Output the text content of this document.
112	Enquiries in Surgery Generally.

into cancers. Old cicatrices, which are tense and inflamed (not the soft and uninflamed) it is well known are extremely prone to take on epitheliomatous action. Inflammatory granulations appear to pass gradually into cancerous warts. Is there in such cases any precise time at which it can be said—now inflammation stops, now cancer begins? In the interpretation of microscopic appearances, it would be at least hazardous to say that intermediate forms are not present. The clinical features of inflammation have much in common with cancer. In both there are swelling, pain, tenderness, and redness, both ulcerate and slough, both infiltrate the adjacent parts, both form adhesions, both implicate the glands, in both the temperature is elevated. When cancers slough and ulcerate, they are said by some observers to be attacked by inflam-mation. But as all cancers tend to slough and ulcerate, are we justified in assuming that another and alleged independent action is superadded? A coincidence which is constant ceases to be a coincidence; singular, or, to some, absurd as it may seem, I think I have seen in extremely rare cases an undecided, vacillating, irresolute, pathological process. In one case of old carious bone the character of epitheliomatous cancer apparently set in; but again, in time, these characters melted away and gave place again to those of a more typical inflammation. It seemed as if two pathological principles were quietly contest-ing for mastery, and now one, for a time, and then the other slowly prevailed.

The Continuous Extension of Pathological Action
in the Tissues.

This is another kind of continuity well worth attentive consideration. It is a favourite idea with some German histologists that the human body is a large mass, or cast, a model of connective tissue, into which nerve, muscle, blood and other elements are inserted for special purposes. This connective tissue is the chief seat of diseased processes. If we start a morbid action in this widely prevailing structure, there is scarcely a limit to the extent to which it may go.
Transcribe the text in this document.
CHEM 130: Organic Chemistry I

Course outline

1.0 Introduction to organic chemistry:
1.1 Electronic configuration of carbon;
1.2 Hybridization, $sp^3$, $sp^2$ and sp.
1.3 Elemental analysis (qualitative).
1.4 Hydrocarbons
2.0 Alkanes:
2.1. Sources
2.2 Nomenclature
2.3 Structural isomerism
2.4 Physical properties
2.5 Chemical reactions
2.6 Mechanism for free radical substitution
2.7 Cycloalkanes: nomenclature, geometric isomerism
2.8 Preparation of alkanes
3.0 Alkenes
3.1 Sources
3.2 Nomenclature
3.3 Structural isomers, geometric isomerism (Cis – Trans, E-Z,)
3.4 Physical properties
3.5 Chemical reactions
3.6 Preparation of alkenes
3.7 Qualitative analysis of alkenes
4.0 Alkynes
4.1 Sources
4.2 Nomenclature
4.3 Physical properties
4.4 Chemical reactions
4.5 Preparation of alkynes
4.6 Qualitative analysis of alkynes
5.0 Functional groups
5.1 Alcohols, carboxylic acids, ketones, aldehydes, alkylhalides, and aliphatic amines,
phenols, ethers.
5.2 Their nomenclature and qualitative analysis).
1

• [EXERCISE DESCRIPTION]:
Quote, without any change, each line from the one that contains "Transcribe the text in this document." through the end of the material.

• [COMPLETED TASK]:
Transcribe the text in this document.
CHEM 130: Organic Chemistry I

Course outline

1.0 Introduction to organic chemistry:
1.1 Electronic configuration of carbon;
1.2 Hybridization, $sp^3$, $sp^2$ and sp.
1.3 Elemental analysis (qualitative).
1.4 Hydrocarbons
2.0 Alkanes:
2.1. Sources
2.2 Nomenclature
2.3 Structural isomerism
2.4 Physical properties
2.5 Chemical reactions
2.6 Mechanism for free radical substitution
2.7 Cycloalkanes: nomenclature, geometric isomerism
2.8 Preparation of alkanes
3.0 Alkenes
3.1 Sources
3.2 Nomenclature
3.3 Structural isomers, geometric isomerism (Cis – Trans, E-Z,)
3.4 Physical properties
3.5 Chemical reactions
3.6 Preparation of alkenes
3.7 Qualitative analysis of alkenes
4.0 Alkynes
4.1 Sources
4.2 Nomenclature
4.3 Physical properties
4.4 Chemical reactions
4.5 Preparation of alkynes
4.6 Qualitative analysis of alkynes
5.0 Functional groups
5.1 Alcohols, carboxylic acids, ketones, aldehydes, alkylhalides, and aliphatic amines,
phenols, ethers.
5.2 Their nomenclature and qualitative analysis).
1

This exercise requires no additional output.